▶ [Bloc de texte]
▬▬▬▬▬▬
A chaque frise, vous avez remarqué qu’un moyen de transport était mis en avant et qu’il traversait la frise, comme s’il s’en échappait. Bien sur c’est le Concorde d’Henry Dumans qui a eu la primeur d’ouvrir le bal, il est d’ailleurs magnifique comme toujours.

D’autres ont suivi comme le petit De Havilland utilisé en Australie, un avion que j’ai repéré dans le film « 6 Jours, 7 nuits », Harrisson Ford le pilote, bon c’est pas le Faucon Millénium mais je lui trouve une bonne tête. Chaque moyen de transport, vous l’aurez compris, est présent en « live » à un moment ou un autre dans les pages du roman où il apparaît en couverture.

Aujourd'hui, à deux mains
La seconde frise : en vedette un De Havilland Beaver, l’opéra de Sydney, l’hôpital Henry Dumans à Boulogne qui est en fait l’hôpital Ambroise Paré, une maison style saloon et l’Atholl Palace de la région de Pitlochry en Ecosse

Grosse côte d’amour de ma part en ce qui concerne l’hélicoptère de Dumans. A la base c’est un Airbus, l’hélico civil le plus rapide du monde avec près de 500 km/h !! Il arbore fièrement le logo de Dumans Aerospace créé par Frédéric Tomé, mon graphiste. La ligne de cet hélicoptère est démente et il est piloté par Hanu Lani, un personnage que l’on croise dès le premier Guy Nichols. Il est originaire des îles Hawaï et porte toujours des chemises à la Magnum. Il possède une petite société de transport d’hélico que Dumans a financé la Island Hoppers, évidemment c’est le même nom que dans la série Magnum, petit clin d’œil en passant.
▬▬▬▬▬▬
▶ [Données d'entrée]
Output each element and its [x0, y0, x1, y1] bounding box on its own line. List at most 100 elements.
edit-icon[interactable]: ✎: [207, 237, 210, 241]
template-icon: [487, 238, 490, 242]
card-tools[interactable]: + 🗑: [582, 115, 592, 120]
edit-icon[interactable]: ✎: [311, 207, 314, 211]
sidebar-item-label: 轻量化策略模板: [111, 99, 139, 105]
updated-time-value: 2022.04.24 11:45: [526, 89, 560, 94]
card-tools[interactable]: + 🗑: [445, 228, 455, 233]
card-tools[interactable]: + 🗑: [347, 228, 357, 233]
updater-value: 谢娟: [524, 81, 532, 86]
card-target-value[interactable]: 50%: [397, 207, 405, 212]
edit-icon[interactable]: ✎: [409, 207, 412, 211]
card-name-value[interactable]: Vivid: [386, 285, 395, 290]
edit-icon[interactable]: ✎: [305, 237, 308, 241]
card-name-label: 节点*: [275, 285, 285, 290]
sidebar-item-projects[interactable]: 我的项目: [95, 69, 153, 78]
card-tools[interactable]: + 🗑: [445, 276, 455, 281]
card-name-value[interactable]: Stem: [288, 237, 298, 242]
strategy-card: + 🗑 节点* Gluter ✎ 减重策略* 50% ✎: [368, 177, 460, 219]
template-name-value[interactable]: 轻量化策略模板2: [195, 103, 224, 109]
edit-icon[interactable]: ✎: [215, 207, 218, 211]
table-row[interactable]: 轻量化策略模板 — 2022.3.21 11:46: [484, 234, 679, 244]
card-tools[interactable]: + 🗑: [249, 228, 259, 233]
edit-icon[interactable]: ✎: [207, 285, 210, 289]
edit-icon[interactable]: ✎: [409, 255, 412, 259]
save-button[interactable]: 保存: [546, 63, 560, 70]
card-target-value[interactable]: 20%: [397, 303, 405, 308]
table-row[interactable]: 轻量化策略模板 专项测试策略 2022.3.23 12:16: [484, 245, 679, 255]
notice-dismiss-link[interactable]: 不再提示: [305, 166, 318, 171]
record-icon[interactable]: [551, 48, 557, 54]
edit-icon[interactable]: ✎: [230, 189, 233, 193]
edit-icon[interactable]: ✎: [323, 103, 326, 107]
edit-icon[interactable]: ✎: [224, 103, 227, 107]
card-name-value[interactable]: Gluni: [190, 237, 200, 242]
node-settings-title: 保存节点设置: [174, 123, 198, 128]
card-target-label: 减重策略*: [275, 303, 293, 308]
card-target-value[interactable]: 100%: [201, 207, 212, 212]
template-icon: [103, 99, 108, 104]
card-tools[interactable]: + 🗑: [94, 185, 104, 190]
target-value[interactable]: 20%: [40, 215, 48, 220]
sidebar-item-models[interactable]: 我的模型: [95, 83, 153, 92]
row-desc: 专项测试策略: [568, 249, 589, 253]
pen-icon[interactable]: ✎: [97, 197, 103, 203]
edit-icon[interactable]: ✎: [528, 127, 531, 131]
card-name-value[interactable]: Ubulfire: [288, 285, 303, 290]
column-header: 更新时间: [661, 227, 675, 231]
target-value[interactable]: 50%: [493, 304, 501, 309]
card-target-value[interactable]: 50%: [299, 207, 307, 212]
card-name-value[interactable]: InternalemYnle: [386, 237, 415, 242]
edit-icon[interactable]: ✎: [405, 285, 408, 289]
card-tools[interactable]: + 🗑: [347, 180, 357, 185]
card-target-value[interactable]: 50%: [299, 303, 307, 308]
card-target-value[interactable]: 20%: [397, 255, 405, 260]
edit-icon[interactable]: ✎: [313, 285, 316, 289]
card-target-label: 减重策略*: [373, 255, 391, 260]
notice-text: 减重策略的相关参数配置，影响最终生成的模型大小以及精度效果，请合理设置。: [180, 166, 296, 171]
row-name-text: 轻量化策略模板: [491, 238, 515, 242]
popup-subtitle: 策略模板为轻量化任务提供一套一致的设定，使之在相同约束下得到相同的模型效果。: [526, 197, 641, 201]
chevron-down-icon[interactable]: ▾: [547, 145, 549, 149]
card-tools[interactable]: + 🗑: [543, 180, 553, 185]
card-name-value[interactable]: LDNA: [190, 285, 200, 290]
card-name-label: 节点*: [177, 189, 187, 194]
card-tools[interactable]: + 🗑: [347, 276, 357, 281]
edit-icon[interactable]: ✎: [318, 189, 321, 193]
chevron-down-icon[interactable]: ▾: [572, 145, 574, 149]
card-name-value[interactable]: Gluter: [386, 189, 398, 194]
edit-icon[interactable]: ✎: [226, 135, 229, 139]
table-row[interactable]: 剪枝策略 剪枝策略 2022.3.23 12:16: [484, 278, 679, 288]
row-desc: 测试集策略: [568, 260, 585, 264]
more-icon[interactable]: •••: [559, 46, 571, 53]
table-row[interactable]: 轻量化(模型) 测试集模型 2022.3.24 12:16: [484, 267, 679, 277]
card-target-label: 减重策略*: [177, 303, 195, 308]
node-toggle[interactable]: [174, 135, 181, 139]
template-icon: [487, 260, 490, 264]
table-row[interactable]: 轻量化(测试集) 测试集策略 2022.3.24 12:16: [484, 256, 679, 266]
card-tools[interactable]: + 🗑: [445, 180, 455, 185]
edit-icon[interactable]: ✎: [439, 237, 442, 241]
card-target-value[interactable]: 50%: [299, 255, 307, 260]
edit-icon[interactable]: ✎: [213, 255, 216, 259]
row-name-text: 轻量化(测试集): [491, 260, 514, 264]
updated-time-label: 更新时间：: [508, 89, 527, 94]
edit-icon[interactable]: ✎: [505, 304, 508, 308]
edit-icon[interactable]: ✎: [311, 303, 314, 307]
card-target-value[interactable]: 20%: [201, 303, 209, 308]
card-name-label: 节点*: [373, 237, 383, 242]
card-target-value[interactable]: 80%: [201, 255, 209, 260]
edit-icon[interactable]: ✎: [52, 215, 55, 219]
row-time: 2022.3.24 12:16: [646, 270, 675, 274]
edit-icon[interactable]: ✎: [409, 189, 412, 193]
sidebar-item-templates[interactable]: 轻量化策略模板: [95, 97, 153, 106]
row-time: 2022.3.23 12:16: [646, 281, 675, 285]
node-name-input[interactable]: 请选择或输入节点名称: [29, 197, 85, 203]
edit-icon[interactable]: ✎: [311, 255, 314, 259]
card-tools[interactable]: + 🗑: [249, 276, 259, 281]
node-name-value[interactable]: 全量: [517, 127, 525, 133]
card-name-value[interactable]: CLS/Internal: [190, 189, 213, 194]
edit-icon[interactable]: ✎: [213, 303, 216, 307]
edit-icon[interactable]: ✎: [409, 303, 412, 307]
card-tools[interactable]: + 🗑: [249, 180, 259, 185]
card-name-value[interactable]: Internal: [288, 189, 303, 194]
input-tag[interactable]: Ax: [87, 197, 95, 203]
▬▬▬▬▬▬
▶ [Consignes]
A: Extrayez du texte sur les frises tout le passage allant de « A chaque frise, vous » jusqu'à « apparaît en couverture. ».
B: D'après le texte sur les frises, qui a créé le logo de Dumans Aerospace ?
C: Poursuivez le texte sur les frises à partir de l'endroit où il s'arrête.
La liste n'a aucun lien avec le texte sur les frises.

▶ [Réponses par tâche]
A:
A chaque frise, vous avez remarqué qu’un moyen de transport était mis en avant et qu’il traversait la frise, comme s’il s’en échappait. Bien sur c’est le Concorde d’Henry Dumans qui a eu la primeur d’ouvrir le bal, il est d’ailleurs magnifique comme toujours.

D’autres ont suivi comme le petit De Havilland utilisé en Australie, un avion que j’ai repéré dans le film « 6 Jours, 7 nuits », Harrisson Ford le pilote, bon c’est pas le Faucon Millénium mais je lui trouve une bonne tête. Chaque moyen de transport, vous l’aurez compris, est présent en « live » à un moment ou un autre dans les pages du roman où il apparaît en couverture.

B: Frédéric Tomé.

C:
Sumo Story
La troisième frise avec en vedette : l’hélicoptère ultra rapide de Dumans qui est en fait un Airbus H160, Le Prince Gallery Hotel de Tokyo, l’Accor Hotel Arena de Paris, un temple japonais et une maison traditionnelle japonaise

La Frise du quatrième tome détaille différents lieux mais aussi et surtout la fameuse Camaro SS de 1968 que Guy Nichols et Sandre retapent aux États-Unis, lors de leur séjour à Revett Lake. Guy est absolument fou de cette période où, dans un contexte très particulier, il retrouve une Sandra qui semble être totalement libérée de ses peurs passées. Quand en plus ils peuvent faire de la mécanique ensemble alors là … La Camaro SS est un des « muscle car » que je préfère. Je lui trouve une classe que seules les américaines ont. Guy Nichols adore rouler tranquille avec Sandre à ses côtés et le son du V8 pour toute musique.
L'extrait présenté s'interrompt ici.